[Figure collection entries]
>>>

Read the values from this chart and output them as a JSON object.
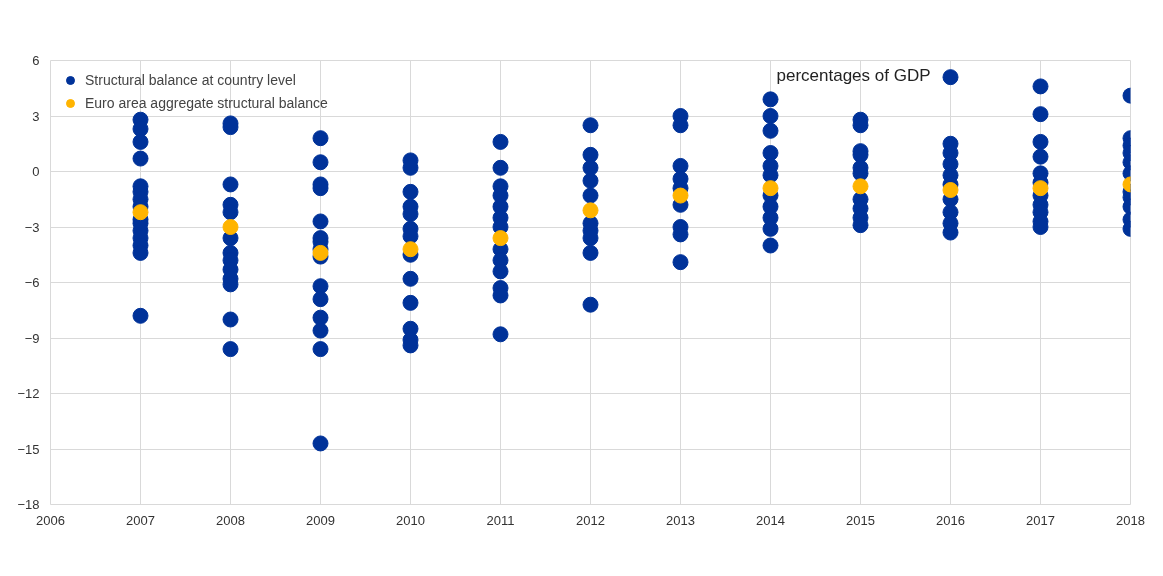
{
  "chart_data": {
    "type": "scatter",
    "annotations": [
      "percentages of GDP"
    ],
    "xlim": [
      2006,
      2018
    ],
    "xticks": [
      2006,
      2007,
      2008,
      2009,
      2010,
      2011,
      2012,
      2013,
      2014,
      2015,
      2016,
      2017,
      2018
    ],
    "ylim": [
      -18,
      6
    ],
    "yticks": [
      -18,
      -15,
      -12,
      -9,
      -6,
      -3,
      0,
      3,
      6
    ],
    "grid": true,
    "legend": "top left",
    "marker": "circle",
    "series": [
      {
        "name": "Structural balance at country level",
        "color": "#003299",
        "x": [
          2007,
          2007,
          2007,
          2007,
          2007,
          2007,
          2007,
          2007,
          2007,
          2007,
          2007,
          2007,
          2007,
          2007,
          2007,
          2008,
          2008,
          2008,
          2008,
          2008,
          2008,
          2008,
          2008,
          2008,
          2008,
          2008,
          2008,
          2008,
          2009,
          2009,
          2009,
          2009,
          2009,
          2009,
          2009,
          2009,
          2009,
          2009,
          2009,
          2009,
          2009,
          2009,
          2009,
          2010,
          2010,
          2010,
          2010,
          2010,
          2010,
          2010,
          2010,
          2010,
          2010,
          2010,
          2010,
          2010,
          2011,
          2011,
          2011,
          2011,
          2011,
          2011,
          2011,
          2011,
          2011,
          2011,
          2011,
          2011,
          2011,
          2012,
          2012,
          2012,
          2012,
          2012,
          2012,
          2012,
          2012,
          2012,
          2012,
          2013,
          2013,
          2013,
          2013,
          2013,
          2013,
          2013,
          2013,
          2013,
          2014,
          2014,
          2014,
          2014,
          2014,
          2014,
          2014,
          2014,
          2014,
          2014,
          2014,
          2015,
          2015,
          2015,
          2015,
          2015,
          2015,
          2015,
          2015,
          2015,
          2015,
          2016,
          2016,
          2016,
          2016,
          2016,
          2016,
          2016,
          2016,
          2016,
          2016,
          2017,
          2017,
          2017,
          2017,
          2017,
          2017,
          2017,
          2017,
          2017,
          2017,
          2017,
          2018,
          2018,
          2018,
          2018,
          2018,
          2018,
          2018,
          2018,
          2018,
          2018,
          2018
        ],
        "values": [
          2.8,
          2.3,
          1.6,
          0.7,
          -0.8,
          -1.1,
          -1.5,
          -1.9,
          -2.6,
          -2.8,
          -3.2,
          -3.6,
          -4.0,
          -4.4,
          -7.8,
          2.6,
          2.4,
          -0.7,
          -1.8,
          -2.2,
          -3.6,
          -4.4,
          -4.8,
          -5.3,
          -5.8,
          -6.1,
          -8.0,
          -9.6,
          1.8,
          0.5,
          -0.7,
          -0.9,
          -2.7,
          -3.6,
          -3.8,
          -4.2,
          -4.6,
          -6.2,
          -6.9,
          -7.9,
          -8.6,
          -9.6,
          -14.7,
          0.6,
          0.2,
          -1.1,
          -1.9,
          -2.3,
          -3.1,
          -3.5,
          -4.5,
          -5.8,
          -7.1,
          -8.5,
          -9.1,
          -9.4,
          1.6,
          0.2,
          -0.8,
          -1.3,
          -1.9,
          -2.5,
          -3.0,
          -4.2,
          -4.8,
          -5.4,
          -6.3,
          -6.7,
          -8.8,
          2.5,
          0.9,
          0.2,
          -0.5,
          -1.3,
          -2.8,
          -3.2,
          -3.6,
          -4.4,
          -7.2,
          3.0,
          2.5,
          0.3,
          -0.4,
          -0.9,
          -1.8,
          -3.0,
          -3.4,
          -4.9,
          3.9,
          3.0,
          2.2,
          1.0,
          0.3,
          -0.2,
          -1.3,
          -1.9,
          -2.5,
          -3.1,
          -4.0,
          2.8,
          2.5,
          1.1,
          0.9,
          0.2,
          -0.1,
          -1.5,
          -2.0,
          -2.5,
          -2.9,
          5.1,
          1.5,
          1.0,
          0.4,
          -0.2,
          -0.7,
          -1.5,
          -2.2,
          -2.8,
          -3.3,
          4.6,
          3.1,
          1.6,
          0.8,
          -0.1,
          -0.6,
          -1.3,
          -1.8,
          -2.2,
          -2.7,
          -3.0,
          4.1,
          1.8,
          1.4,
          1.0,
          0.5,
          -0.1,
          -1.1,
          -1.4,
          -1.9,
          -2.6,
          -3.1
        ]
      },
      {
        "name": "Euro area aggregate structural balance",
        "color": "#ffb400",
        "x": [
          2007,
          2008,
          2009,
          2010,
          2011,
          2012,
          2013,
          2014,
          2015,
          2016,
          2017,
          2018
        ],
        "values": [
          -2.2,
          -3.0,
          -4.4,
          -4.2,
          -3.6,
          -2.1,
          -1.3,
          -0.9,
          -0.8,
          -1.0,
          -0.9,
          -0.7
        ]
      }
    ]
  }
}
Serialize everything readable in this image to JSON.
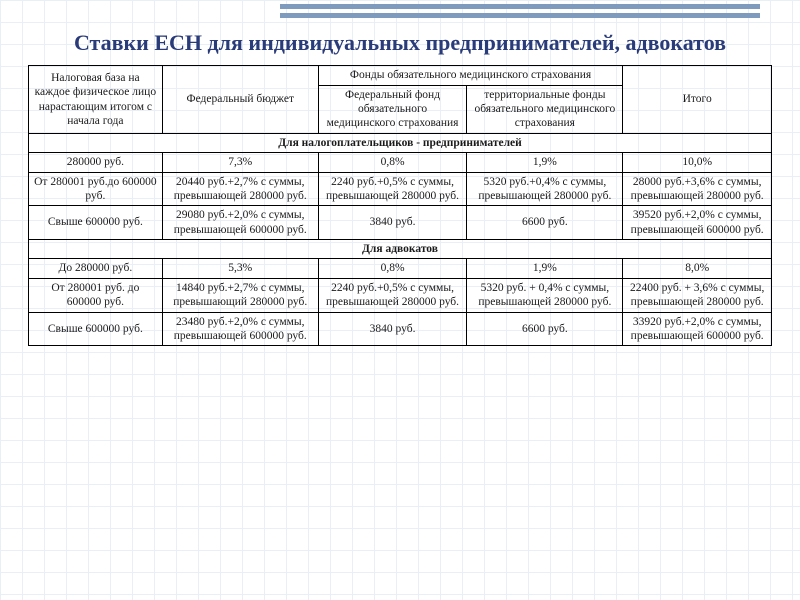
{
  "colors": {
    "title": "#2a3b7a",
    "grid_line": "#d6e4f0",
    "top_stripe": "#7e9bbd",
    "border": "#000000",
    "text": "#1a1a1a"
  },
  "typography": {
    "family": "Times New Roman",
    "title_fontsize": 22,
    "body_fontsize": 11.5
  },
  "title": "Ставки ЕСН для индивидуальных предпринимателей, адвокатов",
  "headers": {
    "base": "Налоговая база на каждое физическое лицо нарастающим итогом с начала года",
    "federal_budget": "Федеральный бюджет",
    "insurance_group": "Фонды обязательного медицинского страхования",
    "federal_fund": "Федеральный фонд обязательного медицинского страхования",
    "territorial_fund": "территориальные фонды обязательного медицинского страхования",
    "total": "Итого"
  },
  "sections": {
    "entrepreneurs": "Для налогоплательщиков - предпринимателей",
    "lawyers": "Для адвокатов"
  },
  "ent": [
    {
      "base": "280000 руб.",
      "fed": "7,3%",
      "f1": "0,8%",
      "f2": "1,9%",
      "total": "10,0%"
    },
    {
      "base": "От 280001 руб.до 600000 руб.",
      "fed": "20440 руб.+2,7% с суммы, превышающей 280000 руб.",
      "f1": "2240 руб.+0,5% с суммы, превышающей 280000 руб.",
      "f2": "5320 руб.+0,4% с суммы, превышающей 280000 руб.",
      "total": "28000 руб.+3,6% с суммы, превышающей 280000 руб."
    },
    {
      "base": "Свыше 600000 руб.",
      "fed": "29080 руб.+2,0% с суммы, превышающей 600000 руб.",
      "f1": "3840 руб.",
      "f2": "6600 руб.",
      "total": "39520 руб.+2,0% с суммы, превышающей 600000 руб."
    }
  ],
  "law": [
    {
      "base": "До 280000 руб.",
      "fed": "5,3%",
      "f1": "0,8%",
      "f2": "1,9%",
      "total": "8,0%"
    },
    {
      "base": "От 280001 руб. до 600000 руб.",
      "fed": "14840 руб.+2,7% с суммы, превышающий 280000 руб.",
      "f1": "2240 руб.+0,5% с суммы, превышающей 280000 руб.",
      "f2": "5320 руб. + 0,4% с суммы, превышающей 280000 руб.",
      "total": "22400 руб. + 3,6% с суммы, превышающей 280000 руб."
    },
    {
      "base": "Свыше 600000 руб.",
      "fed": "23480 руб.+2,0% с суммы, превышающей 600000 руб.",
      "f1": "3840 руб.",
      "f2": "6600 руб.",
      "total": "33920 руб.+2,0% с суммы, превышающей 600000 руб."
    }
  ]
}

<<<
>>>

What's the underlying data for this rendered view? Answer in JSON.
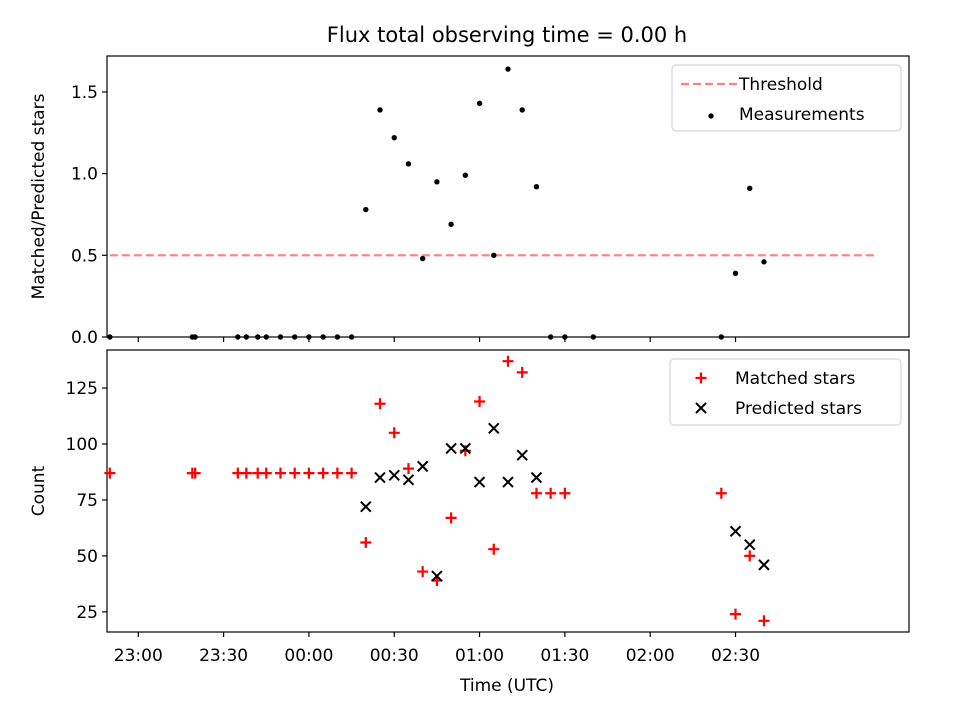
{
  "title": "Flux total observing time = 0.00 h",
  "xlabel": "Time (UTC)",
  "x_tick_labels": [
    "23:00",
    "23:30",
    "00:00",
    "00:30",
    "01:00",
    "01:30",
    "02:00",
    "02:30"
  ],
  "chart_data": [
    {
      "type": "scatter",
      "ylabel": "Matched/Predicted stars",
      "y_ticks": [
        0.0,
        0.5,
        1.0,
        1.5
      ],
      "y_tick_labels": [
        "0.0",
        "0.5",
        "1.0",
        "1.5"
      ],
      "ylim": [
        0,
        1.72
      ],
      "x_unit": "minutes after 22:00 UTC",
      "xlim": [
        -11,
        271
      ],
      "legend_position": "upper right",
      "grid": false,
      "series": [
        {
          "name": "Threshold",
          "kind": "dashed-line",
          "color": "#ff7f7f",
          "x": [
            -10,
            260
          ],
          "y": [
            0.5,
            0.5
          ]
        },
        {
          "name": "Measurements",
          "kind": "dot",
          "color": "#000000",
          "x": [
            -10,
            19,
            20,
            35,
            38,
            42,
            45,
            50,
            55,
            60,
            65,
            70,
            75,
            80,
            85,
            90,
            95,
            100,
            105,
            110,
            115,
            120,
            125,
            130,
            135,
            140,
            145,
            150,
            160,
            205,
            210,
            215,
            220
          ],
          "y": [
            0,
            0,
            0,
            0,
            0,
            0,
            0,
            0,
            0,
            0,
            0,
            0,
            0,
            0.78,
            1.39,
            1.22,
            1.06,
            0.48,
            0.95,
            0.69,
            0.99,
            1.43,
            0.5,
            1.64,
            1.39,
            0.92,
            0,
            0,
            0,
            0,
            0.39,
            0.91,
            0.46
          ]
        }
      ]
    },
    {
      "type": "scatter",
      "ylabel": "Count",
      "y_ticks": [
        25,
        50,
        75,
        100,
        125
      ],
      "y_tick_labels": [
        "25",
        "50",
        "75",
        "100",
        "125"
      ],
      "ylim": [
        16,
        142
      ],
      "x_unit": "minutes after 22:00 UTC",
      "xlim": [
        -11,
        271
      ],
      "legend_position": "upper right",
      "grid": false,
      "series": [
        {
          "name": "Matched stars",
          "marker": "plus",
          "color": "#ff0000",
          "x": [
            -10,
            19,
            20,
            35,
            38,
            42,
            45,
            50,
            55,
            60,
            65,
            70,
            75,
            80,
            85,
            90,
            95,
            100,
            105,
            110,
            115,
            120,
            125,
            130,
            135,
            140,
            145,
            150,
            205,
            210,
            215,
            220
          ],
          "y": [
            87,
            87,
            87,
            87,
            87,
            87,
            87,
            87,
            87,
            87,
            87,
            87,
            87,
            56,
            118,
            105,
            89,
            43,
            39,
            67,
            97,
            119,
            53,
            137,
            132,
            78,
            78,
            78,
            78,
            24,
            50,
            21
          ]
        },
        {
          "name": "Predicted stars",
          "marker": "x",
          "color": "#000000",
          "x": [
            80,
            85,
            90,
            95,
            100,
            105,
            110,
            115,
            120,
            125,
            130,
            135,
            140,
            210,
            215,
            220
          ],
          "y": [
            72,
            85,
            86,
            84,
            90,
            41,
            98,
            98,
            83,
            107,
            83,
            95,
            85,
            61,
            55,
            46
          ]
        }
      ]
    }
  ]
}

<<<

→ Problem description:
Count the lines in the records above that contain the word "stars", and give only the number.

→ Task result:
3